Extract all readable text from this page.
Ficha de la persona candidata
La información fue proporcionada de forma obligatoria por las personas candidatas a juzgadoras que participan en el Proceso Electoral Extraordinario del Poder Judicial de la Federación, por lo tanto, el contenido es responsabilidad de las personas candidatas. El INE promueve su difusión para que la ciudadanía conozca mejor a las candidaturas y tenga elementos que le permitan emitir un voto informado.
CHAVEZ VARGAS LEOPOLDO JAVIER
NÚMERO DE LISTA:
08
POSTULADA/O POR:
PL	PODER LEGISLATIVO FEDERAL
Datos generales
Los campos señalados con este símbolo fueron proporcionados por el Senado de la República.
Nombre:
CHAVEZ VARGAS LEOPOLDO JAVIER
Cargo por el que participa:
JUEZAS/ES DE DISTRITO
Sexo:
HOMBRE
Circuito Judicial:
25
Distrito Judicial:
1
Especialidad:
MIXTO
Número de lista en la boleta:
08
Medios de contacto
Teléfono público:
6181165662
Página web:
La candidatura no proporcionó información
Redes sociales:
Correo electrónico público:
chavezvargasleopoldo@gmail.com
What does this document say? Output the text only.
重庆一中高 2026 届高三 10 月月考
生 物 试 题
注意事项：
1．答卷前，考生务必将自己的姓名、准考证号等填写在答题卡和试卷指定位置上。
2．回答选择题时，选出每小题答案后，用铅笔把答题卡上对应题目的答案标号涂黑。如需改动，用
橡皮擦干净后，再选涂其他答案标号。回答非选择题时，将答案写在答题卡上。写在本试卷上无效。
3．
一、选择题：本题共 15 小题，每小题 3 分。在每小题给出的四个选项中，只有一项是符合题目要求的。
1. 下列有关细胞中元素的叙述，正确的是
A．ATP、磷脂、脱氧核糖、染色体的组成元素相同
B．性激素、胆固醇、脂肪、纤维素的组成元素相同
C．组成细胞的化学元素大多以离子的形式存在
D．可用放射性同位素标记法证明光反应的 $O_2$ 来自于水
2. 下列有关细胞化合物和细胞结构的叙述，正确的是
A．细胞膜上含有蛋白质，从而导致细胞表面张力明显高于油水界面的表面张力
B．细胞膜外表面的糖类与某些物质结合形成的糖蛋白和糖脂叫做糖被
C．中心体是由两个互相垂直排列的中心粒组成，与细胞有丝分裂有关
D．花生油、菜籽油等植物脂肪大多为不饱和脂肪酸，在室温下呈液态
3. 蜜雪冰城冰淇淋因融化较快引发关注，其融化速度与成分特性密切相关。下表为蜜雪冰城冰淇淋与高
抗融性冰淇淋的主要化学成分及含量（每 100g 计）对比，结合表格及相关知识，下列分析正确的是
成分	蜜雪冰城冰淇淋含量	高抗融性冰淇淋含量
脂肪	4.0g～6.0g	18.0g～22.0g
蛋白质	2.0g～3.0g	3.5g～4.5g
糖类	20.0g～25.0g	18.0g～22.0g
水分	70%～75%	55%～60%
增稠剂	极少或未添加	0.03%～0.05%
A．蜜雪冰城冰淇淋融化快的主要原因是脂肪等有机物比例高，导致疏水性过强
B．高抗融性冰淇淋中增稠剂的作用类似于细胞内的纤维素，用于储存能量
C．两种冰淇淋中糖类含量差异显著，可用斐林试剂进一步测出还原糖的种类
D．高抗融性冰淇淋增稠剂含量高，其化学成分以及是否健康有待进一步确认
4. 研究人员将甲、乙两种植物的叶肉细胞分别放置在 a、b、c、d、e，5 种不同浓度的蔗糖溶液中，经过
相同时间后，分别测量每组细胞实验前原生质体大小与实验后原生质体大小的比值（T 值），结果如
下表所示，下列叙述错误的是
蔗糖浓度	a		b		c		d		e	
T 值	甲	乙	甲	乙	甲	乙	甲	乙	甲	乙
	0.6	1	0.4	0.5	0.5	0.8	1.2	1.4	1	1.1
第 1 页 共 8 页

□ □ □ □ □ □ □

→ **Work required**: Filter the records for lines holding the string "información". Copy each one.

→ **Task output**:
La información fue proporcionada de forma obligatoria por las personas candidatas a juzgadoras que participan en el Proceso Electoral Extraordinario del Poder Judicial de la Federación, por lo tanto, el contenido es responsabilidad de las personas candidatas. El INE promueve su difusión para que la ciudadanía conozca mejor a las candidaturas y tenga elementos que le permitan emitir un voto informado.
La candidatura no proporcionó información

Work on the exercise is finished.